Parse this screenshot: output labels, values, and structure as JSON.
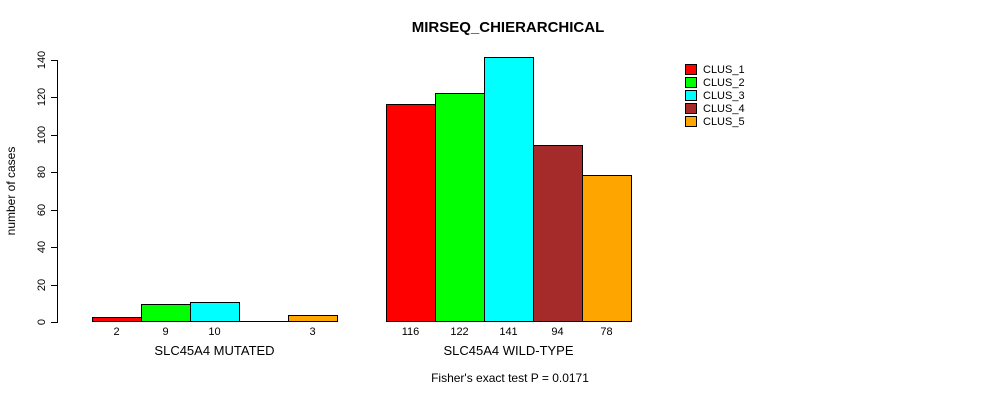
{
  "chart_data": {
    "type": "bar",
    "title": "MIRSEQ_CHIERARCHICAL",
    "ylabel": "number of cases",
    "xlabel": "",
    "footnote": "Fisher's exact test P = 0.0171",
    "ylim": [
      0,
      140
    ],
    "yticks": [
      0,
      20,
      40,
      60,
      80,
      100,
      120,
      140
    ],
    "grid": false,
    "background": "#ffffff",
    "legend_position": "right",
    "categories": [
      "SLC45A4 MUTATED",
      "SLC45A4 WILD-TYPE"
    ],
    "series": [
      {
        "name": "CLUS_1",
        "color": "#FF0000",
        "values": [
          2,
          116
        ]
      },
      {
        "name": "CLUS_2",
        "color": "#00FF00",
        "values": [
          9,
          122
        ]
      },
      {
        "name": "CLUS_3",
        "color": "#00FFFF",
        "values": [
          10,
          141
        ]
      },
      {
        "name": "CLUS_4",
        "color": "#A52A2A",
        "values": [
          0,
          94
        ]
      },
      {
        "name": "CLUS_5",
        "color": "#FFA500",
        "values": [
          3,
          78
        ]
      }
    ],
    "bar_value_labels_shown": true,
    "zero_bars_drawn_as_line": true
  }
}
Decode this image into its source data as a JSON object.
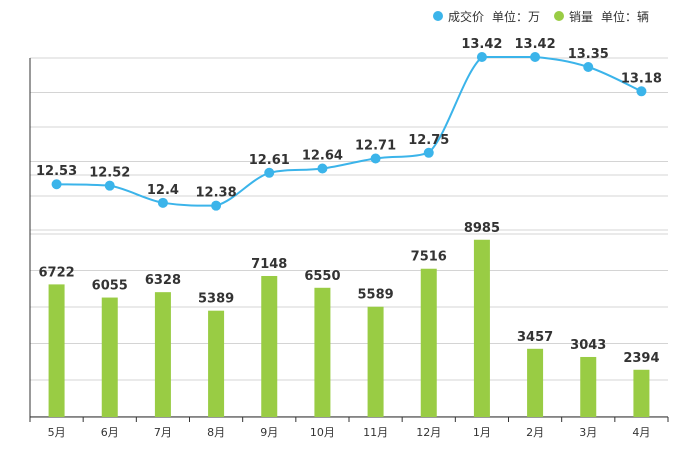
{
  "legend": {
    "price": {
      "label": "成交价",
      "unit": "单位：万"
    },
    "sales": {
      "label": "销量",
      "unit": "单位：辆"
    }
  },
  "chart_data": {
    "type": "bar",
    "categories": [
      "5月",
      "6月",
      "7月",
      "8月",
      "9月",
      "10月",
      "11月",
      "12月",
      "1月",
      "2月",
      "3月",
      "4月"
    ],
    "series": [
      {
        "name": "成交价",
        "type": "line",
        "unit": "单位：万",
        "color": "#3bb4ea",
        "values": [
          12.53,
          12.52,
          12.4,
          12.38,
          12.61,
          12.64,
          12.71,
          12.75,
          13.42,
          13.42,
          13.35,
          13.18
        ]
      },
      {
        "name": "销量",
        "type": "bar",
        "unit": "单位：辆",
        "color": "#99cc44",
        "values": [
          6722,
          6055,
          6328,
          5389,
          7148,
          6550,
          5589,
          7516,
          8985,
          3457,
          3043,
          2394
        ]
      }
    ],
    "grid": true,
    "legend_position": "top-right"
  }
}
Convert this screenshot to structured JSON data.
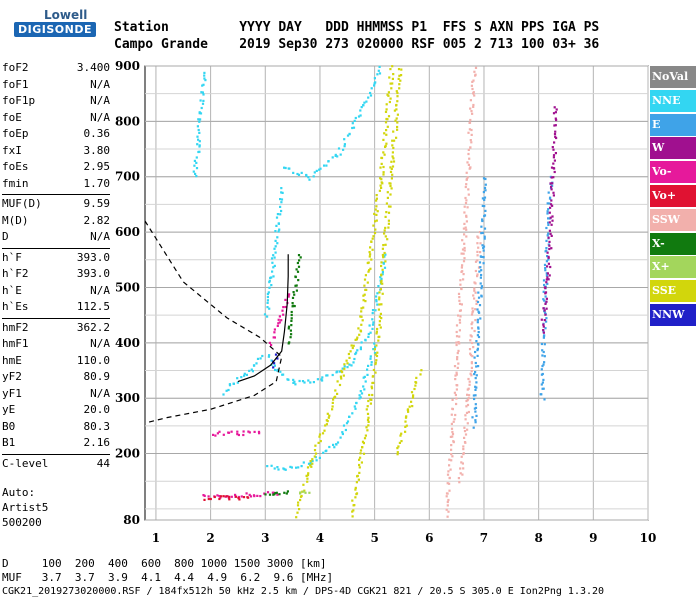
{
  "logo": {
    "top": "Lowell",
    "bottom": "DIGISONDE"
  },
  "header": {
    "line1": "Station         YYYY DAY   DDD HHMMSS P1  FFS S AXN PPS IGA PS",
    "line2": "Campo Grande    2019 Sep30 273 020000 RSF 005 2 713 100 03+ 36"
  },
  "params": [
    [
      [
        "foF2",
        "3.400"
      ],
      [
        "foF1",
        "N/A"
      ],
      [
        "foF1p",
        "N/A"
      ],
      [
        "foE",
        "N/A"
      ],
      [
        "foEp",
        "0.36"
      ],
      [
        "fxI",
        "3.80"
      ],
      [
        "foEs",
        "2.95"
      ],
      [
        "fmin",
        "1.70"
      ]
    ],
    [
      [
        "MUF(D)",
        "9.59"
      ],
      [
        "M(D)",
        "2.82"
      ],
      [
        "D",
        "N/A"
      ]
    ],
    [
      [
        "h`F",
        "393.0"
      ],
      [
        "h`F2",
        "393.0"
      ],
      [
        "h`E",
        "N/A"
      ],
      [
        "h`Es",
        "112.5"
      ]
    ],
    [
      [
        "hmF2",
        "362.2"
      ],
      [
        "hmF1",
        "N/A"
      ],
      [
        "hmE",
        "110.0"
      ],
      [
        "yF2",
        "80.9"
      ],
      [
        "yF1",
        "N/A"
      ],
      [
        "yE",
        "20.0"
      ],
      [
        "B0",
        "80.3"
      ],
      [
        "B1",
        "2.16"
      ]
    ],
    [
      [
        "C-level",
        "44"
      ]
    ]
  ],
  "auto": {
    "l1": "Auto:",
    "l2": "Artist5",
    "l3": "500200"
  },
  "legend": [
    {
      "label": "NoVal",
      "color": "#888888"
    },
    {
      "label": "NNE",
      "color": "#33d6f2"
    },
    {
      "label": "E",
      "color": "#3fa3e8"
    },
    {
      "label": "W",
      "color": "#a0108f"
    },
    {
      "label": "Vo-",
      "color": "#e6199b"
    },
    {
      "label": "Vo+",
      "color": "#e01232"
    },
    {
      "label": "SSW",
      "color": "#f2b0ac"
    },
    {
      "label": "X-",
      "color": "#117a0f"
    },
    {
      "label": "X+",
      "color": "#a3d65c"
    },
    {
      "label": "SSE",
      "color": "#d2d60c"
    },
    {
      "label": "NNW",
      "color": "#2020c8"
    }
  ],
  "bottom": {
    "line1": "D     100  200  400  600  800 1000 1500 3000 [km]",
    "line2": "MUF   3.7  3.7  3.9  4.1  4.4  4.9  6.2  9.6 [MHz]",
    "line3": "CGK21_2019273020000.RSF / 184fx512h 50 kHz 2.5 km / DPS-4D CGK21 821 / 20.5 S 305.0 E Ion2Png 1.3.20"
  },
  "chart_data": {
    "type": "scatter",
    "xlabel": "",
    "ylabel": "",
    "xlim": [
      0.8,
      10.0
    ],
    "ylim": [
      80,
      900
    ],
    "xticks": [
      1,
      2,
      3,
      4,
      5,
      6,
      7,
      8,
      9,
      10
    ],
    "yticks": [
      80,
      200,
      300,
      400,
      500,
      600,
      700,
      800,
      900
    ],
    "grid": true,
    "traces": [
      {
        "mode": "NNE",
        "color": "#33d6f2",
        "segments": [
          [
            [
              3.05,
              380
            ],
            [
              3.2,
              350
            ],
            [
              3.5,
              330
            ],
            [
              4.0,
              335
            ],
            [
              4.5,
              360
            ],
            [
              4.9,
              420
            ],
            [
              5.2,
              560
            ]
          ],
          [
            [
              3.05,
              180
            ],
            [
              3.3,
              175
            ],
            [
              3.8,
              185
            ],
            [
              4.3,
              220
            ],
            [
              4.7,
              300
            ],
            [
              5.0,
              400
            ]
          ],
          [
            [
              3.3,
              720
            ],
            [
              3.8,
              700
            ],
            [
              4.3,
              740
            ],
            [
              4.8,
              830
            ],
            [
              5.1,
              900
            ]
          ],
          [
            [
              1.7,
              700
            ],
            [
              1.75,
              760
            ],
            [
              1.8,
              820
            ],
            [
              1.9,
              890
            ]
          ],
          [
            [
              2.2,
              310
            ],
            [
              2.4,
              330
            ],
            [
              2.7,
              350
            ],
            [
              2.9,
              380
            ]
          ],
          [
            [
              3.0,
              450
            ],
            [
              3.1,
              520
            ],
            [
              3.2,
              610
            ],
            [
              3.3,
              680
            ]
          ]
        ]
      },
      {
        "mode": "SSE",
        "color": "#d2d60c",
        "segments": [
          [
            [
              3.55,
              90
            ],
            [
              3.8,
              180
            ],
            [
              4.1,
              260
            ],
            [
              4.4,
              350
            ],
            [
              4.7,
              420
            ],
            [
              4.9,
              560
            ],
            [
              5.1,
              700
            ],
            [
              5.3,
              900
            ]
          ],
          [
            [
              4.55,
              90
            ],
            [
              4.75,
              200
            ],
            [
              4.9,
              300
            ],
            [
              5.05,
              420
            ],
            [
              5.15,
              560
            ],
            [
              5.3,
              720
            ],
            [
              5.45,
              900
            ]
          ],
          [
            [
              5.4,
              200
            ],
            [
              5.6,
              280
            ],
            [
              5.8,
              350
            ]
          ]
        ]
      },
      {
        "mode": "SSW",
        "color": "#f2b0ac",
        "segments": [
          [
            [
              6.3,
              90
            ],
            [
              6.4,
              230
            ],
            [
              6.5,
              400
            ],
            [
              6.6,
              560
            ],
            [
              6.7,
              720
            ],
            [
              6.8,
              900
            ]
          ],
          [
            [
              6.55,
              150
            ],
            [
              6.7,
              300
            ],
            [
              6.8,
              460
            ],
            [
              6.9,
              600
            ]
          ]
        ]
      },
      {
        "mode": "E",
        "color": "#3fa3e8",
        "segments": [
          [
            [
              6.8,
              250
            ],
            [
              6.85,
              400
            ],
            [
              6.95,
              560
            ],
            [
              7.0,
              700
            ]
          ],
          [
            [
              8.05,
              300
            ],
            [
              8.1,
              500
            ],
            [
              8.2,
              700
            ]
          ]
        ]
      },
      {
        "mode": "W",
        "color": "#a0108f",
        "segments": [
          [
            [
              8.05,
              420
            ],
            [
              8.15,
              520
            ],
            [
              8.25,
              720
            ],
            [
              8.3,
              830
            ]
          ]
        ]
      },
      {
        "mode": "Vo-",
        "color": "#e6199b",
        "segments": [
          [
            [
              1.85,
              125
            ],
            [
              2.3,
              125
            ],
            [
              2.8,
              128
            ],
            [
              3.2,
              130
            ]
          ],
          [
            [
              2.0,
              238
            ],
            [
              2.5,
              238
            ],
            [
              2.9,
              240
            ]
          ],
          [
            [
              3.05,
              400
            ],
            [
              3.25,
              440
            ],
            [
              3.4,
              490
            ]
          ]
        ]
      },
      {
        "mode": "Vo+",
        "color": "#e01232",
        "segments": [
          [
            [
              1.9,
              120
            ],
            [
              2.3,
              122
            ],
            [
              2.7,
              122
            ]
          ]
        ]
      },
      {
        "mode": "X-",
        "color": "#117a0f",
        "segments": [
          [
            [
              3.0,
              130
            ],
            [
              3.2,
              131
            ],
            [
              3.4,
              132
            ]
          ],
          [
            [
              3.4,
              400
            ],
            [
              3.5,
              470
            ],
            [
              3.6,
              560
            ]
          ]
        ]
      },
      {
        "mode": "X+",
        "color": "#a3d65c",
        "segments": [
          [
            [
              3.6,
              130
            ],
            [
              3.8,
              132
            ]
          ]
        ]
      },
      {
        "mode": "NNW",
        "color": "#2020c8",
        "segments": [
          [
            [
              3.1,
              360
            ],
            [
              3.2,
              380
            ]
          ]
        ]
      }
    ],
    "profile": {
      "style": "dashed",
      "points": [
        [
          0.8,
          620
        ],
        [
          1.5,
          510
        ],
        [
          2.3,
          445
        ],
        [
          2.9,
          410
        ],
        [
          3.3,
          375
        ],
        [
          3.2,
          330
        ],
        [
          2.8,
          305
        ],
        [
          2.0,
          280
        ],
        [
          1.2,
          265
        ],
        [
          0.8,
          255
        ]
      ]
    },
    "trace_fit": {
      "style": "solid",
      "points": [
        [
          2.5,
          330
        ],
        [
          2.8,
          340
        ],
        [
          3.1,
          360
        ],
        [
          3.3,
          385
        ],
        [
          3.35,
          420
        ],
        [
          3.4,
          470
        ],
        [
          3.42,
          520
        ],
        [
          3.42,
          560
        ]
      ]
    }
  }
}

TASK GOAL:
Search the data above for lines holding "this" and copy each of them.

THE COMPLETED TASK:
Parse this screenshot: output labels, values, and structure as JSON.
Decode this image into its source data as a JSON object.
Convert this screenshot to structured JSON data.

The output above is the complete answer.